It's All in the Game is the 39th studio album by American country music artist Merle Haggard backed by The Strangers, released in 1984 by Epic Records. The album peaked at number 1 on the Billboard Top Country Albums chart.

Recording and composition
Haggard's only album from 1984 is dominated with songs co-written with Freddy Powers. The country singer's career was booming during this period like it hadn't since the early seventies, and It's All in the Game continued this roll, producing three #1 hits. The first of these, "Let's Chase Each Other Around the Room," recalls the shuffling rhythm of his 1981 hit "Big City" and finds the narrator attempting to playfully reignite the passion of his marriage.  The other two chart toppers, "A Place to Fall Apart" (co-written with Willie Nelson and featuring Janie Fricke on background vocals) and the love song "Natural High," have a softer vocal approach more indicative of the album's overall sound. "Little Hotel Room" and "I Never Go Home Anymore" contain Haggard's oft-used themes of loss, loneliness and estrangement. The LP also includes his take on the recent Willie Nelson/Julio Iglesias smash "To All the Girls I've Loved Before" and "You Nearly Lose Your Mind," his tribute to Ernest Tubb, who died in September 1984.

**To do**
[A] Please output the album description word for word, starting at "It's All in the Game is" and ending at "Country Albums chart.".
[B] From the album description, list every song it names as appearing on It's All in the Game.
Rely on nothing but the album description when you answer.

**Data shown**
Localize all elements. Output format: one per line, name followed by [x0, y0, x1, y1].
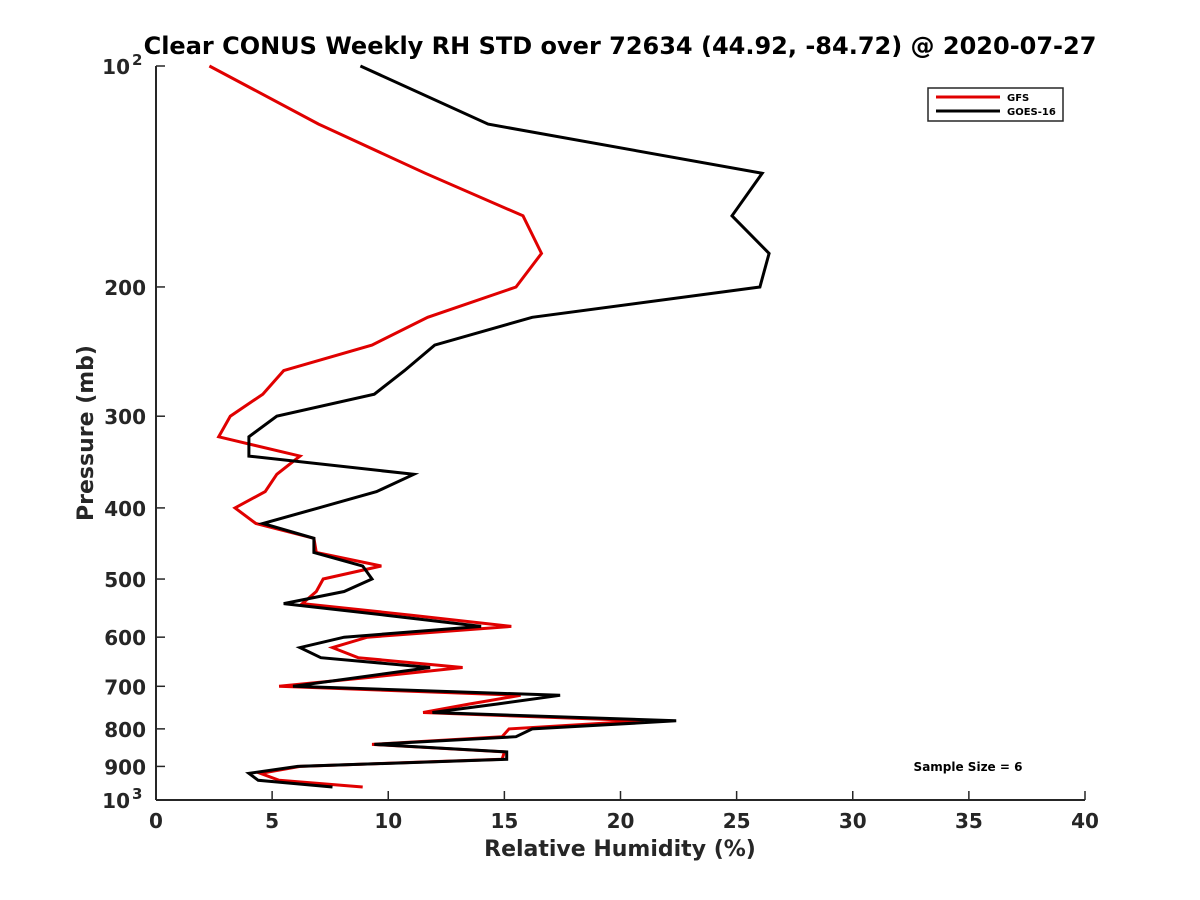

**Solutions per task**
[A]
It's All in the Game is the 39th studio album by American country music artist Merle Haggard backed by The Strangers, released in 1984 by Epic Records. The album peaked at number 1 on the Billboard Top Country Albums chart.

[B]
- "Let's Chase Each Other Around the Room"
- "A Place to Fall Apart"
- "Natural High"
- "Little Hotel Room"
- "I Never Go Home Anymore"
- "To All the Girls I've Loved Before"
- "You Nearly Lose Your Mind"